--- Start of Text section ---

The final rules become effective on May 5, 2023, but are subject to a transition period. While the amended rules’ exclusion for security-based swaps will become effective on the effective date, broker-dealers will not have to comply with the new rules until May 28, 2024.

Rule 15c6-1(a) establishes the standard settlement cycle for the purchase or sale of a security by a broker-dealer. As amended, the rule now prohibits broker-dealers from entering into a contract for the purchase or sale of a security that provides for payment of funds or delivery of securities later than the first business day after the date of the contract, unless otherwise agreed to by the parties. This prohibition does not apply to exempted securities, government securities, municipal securities, commercial paper, banker’s acceptances or commercial bills. The prohibition also does not apply to security-based swaps, since the SEC amended Rule 15c6-1(b) to exclude them from the requirement, citing the key differences between security-based swaps and other types of securities, including the fact that most security-based swaps specify the timing of contractual obligations for the parties.

Rule 15c6-1(c) establishes the standard settlement cycle for firm commitment offerings for securities that are priced after 4:30 p.m. ET. As amended, the rule now shortens the standard settlement cycle for these offerings from T+4 to T+2. The Commission does not believe that a T+1 settlement is long enough to prevent firm commitment offerings priced after 4:30 p.m. ET from failing to settle on time but believes that a T+2 settlement will provide sufficient time and flexibility for parties to complete documentation and address any other issues that may arise. The Commission also notes that under the current T+4 settlement cycle, most firm commitment offerings settle in T+2.

--- End of Text section ---

## Stated exercise 1
Summarize the text on the settlement cycle rule amendments in two sentences.

--- Start of Data to process ---

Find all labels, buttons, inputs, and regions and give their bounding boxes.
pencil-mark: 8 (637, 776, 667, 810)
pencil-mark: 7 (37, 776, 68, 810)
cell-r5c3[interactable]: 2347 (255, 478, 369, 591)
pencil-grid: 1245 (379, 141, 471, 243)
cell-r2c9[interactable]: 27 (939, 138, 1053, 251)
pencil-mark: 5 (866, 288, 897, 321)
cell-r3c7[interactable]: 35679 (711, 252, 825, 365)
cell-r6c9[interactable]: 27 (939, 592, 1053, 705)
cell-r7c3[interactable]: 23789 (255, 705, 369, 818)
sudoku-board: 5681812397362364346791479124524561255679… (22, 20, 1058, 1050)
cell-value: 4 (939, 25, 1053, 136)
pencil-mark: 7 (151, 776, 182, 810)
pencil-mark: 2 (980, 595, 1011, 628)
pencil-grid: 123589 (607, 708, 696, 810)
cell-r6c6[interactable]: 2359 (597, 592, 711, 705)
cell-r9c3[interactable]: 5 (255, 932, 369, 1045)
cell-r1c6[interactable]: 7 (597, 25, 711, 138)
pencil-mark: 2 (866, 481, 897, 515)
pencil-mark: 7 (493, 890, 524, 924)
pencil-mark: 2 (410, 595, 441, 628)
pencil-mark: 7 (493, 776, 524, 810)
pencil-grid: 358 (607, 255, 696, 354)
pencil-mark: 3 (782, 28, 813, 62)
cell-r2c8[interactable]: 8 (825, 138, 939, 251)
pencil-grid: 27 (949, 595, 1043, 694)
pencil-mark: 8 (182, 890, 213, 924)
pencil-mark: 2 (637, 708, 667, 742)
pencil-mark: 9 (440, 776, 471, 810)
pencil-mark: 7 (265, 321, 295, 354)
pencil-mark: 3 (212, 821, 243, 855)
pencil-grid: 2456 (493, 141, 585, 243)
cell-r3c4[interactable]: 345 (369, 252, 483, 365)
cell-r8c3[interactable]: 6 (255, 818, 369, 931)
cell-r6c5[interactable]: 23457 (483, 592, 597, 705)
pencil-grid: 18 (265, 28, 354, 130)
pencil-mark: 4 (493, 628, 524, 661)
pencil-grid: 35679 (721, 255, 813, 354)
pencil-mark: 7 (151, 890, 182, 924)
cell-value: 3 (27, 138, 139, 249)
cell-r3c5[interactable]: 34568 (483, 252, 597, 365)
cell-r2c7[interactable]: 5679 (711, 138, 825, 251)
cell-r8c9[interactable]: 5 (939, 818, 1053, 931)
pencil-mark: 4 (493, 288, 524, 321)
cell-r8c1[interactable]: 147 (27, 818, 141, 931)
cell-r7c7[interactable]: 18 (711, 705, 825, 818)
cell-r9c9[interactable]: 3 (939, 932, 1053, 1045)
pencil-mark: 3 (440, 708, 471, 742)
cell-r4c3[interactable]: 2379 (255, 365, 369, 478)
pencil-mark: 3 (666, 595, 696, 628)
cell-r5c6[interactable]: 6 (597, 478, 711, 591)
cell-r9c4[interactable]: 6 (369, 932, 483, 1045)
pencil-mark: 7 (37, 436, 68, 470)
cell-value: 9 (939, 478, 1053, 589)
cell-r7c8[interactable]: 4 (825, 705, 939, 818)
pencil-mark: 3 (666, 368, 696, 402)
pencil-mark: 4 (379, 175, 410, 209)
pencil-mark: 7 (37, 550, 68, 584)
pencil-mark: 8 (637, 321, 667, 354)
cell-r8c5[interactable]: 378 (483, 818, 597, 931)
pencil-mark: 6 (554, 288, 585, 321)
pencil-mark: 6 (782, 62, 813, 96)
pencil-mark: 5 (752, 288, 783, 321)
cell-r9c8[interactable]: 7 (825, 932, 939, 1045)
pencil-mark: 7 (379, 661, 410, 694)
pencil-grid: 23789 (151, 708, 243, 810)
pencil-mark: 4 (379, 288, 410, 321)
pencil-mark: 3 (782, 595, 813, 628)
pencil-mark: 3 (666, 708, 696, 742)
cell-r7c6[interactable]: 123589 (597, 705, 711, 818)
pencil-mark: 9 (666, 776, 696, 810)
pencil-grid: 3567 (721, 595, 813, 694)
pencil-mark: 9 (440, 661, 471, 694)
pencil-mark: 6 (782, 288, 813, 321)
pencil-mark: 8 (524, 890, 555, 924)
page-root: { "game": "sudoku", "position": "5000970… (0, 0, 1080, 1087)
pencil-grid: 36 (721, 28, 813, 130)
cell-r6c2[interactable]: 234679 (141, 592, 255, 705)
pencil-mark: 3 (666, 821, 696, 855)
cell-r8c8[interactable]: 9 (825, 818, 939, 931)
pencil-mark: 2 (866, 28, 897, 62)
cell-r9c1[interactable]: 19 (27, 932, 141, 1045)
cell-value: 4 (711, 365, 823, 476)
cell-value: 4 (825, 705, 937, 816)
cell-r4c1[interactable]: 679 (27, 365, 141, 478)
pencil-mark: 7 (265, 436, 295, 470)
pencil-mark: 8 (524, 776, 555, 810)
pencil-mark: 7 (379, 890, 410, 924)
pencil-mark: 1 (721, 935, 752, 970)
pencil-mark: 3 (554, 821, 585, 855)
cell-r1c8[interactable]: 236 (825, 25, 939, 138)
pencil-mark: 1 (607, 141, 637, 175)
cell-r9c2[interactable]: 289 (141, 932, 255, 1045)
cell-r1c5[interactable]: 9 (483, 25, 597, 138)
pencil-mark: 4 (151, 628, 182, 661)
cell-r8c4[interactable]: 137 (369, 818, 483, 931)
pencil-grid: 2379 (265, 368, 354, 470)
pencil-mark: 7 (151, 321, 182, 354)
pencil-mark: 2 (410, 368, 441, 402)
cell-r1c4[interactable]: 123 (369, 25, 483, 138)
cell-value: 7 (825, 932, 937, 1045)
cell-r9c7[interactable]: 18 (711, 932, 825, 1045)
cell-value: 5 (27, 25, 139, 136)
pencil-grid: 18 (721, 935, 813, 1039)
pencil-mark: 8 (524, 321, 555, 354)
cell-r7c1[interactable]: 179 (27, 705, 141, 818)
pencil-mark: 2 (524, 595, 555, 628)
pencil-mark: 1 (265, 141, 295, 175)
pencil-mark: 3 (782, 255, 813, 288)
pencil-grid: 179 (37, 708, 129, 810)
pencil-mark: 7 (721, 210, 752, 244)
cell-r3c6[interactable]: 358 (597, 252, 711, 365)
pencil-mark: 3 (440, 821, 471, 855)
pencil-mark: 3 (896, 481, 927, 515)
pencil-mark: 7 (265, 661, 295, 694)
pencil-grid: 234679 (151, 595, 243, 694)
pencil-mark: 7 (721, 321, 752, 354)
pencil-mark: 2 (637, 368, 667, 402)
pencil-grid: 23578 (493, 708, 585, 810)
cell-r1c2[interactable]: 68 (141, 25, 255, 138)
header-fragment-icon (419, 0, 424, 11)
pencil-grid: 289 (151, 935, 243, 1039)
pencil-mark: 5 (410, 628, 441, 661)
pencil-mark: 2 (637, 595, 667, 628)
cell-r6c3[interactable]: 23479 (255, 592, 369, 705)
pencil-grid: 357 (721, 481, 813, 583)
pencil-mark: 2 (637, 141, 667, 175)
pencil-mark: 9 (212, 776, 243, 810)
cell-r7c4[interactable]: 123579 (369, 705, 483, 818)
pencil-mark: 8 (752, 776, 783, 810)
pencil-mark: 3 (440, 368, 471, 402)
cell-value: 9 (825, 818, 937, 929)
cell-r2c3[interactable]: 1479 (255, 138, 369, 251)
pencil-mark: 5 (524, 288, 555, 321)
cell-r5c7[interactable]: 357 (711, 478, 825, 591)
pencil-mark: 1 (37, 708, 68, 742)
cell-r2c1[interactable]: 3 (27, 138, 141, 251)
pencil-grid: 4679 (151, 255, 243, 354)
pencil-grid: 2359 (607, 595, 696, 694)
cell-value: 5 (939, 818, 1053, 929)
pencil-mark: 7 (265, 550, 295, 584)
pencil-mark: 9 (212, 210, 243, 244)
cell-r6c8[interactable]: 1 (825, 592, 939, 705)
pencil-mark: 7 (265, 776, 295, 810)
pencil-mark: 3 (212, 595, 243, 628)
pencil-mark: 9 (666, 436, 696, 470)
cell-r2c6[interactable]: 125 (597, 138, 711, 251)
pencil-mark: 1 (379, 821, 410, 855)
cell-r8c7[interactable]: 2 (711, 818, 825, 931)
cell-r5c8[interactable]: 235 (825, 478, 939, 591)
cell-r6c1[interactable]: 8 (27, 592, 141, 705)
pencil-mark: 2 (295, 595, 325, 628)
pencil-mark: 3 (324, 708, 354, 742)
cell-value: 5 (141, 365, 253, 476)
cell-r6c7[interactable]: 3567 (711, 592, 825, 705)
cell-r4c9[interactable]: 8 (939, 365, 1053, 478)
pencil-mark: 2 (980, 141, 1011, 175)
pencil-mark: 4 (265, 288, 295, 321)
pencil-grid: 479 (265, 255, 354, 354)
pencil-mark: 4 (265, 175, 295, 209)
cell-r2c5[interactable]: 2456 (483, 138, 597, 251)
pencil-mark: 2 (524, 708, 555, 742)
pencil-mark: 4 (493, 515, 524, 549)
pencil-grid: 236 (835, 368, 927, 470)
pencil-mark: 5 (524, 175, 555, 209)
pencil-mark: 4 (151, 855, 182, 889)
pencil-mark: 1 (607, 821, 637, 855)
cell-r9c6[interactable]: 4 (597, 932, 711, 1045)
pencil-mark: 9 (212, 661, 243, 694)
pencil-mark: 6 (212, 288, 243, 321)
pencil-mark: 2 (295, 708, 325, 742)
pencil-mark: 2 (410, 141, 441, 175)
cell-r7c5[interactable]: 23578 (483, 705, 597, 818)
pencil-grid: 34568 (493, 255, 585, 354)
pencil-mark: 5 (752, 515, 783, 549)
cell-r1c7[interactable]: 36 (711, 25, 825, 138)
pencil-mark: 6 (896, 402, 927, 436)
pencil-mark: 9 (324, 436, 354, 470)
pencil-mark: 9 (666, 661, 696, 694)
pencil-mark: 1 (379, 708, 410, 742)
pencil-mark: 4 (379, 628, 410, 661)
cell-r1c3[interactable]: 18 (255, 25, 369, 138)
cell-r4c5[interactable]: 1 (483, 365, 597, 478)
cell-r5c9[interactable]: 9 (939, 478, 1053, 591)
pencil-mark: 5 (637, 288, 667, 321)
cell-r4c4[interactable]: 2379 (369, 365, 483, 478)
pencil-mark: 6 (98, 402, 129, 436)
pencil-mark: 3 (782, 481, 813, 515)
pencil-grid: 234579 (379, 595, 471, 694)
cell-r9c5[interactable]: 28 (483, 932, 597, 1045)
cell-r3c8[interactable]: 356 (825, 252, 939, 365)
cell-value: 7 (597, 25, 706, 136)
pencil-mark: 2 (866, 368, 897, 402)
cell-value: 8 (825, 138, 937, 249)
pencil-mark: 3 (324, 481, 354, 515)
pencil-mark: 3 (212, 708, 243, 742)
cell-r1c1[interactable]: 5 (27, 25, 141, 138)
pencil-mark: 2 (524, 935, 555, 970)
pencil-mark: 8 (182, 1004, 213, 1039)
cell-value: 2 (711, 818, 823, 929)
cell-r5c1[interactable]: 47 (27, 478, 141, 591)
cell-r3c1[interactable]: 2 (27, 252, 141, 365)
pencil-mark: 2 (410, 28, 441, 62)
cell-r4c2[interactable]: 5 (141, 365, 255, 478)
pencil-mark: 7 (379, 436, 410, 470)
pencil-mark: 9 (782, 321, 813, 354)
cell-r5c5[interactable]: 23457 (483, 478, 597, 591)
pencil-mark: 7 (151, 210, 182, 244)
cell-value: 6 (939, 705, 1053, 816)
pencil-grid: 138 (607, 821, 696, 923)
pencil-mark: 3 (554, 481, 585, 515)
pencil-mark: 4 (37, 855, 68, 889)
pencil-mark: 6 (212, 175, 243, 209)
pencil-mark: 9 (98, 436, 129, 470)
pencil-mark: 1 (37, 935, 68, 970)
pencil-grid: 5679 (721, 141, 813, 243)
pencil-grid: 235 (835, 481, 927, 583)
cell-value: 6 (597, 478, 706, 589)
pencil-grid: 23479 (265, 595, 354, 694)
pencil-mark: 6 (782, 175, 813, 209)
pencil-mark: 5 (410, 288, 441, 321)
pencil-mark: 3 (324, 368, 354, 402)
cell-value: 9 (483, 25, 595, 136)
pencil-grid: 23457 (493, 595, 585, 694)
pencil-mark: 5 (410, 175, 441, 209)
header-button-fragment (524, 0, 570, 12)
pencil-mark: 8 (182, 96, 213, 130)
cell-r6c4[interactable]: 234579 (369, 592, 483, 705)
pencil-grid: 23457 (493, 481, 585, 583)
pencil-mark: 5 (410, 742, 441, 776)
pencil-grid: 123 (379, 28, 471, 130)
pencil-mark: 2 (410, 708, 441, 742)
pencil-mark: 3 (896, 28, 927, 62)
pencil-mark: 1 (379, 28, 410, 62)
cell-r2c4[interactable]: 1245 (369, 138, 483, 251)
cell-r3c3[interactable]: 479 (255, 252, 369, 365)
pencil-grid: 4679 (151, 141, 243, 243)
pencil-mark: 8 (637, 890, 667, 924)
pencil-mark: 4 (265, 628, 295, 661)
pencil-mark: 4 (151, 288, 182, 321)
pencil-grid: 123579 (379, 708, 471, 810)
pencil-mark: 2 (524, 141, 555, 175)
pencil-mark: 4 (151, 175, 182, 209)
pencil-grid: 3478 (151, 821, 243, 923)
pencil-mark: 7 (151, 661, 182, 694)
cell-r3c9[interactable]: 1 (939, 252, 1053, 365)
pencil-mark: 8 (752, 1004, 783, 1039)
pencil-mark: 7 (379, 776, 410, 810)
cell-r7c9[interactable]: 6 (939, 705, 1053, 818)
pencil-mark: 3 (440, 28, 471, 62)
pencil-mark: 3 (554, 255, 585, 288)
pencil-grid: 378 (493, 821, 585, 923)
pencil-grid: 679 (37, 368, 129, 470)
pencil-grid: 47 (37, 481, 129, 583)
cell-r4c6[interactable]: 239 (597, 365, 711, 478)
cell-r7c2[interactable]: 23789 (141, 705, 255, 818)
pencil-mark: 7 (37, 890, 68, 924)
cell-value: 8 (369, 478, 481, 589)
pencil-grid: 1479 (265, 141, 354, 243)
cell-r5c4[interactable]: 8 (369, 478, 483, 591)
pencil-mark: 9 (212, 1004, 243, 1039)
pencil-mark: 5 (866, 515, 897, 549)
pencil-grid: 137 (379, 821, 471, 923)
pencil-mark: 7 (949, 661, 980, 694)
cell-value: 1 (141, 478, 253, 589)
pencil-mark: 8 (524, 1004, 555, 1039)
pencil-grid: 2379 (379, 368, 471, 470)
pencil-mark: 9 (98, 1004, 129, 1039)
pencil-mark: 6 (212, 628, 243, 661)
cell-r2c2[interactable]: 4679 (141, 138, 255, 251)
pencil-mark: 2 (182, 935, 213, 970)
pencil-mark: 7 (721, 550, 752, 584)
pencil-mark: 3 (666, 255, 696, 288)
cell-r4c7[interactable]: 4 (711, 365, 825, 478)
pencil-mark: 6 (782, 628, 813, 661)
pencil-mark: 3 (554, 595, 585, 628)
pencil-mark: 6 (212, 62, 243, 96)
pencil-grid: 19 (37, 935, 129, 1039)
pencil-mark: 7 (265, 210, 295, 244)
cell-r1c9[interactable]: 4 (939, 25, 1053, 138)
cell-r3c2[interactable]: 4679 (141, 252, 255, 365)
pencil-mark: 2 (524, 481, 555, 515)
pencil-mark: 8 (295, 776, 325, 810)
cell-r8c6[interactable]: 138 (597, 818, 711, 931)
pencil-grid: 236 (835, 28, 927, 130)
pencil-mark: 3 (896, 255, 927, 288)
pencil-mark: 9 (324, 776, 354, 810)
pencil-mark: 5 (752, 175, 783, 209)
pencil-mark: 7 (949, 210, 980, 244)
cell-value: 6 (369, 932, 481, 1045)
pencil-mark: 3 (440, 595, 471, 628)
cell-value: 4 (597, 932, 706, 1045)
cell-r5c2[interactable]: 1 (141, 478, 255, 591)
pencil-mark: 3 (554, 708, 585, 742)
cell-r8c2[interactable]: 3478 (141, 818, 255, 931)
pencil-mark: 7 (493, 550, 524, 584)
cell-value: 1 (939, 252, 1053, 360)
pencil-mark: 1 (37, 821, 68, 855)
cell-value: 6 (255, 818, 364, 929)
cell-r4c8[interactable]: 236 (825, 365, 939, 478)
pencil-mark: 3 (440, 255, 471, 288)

--- End of Data to process ---

## Stated exercise 2
Format the records as a Markdown table with the columns Row and Line, leaving out blank lines. Begin at the first line of the records and stop after the line that contains "cell-value: 4 (939, 25, 1053, 136)".

## Task solution 1
The amended rules take effect on May 5, 2023, but broker-dealers do not have to comply with them until May 28, 2024. As amended, Rule 15c6-1(a) bars broker-dealers from contracts that settle later than the first business day after the contract date unless the parties agree otherwise, with exclusions that include security-based swaps, and Rule 15c6-1(c) shortens the settlement cycle for firm commitment offerings priced after 4:30 p.m. ET from T+4 to T+2.

## Task solution 2
| Row | Line |
|---|---|
| 1 | Find all labels, buttons, inputs, and regions and give their bounding boxes. |
| 2 | pencil-mark: 8 (637, 776, 667, 810) |
| 3 | pencil-mark: 7 (37, 776, 68, 810) |
| 4 | cell-r5c3[interactable]: 2347 (255, 478, 369, 591) |
| 5 | pencil-grid: 1245 (379, 141, 471, 243) |
| 6 | cell-r2c9[interactable]: 27 (939, 138, 1053, 251) |
| 7 | pencil-mark: 5 (866, 288, 897, 321) |
| 8 | cell-r3c7[interactable]: 35679 (711, 252, 825, 365) |
| 9 | cell-r6c9[interactable]: 27 (939, 592, 1053, 705) |
| 10 | cell-r7c3[interactable]: 23789 (255, 705, 369, 818) |
| 11 | sudoku-board: 5681812397362364346791479124524561255679… (22, 20, 1058, 1050) |
| 12 | cell-value: 4 (939, 25, 1053, 136) |